**Data provided**
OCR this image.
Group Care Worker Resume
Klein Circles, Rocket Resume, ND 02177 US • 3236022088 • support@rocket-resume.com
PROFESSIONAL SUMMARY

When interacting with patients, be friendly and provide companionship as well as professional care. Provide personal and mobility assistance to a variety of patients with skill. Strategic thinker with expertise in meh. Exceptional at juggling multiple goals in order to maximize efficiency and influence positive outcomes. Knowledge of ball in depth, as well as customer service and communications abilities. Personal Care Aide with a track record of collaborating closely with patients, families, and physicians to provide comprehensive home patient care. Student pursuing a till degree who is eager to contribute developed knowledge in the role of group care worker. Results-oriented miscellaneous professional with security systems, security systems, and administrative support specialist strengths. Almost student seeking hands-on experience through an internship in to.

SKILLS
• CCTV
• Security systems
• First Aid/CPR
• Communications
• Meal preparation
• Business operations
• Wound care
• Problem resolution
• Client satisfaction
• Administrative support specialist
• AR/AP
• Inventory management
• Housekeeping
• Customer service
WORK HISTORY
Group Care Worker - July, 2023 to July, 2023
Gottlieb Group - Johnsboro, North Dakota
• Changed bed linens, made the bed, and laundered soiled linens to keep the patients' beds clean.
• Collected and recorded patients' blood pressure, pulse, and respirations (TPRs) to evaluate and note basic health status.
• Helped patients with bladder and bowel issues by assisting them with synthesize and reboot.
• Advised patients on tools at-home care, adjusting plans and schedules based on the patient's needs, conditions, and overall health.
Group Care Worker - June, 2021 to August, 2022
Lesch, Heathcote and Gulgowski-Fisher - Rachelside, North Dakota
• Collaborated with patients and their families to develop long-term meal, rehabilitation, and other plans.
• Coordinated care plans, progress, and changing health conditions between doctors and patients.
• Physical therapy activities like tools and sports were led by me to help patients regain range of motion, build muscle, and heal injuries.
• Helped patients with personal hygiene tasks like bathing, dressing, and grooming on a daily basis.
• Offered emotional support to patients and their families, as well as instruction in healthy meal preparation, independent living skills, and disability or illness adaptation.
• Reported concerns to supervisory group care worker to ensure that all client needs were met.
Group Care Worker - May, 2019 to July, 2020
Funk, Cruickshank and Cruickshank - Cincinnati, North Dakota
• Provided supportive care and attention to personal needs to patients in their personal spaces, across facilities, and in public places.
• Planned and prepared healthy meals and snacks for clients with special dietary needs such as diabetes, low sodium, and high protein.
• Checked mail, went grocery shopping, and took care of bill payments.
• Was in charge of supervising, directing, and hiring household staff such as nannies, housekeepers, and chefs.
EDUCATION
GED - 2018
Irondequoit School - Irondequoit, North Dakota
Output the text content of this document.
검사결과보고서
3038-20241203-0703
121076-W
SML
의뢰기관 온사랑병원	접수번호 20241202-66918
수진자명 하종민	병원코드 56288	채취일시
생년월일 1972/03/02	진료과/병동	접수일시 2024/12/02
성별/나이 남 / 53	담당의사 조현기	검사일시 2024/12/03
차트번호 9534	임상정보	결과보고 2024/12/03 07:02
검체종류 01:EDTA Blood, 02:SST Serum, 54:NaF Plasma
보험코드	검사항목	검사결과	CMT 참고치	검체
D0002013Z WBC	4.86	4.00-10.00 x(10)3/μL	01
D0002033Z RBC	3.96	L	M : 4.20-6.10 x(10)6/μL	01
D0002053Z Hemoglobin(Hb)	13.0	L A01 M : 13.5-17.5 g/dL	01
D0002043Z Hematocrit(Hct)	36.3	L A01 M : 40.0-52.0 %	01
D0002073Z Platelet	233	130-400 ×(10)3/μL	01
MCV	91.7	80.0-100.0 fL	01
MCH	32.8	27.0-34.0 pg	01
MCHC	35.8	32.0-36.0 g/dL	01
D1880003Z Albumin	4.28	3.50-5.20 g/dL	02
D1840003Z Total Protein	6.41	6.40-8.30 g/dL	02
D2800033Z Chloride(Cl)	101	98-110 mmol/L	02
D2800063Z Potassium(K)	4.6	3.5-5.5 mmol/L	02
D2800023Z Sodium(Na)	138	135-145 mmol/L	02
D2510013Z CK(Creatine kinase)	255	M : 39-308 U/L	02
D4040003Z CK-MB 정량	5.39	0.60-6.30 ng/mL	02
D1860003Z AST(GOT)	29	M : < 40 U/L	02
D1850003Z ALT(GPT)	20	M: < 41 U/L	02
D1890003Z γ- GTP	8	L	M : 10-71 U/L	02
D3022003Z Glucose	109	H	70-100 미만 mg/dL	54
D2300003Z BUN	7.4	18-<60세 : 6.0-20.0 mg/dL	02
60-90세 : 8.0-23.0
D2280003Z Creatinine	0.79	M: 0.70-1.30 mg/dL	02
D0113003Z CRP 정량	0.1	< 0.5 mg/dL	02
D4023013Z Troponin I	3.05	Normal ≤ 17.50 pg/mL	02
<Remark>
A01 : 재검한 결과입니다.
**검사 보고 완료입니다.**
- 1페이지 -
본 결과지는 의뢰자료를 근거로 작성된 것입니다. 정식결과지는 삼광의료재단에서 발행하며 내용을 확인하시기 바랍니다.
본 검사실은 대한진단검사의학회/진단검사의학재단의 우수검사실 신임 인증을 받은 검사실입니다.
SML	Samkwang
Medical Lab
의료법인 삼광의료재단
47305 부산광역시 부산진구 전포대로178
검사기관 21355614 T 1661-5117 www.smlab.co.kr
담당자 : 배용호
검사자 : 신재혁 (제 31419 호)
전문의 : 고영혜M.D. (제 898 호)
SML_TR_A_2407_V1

**Problem statement**
All lines above that include the word "were" must be copied into the answer.

**Answer section**
• Physical therapy activities like tools and sports were led by me to help patients regain range of motion, build muscle, and heal injuries.
• Reported concerns to supervisory group care worker to ensure that all client needs were met.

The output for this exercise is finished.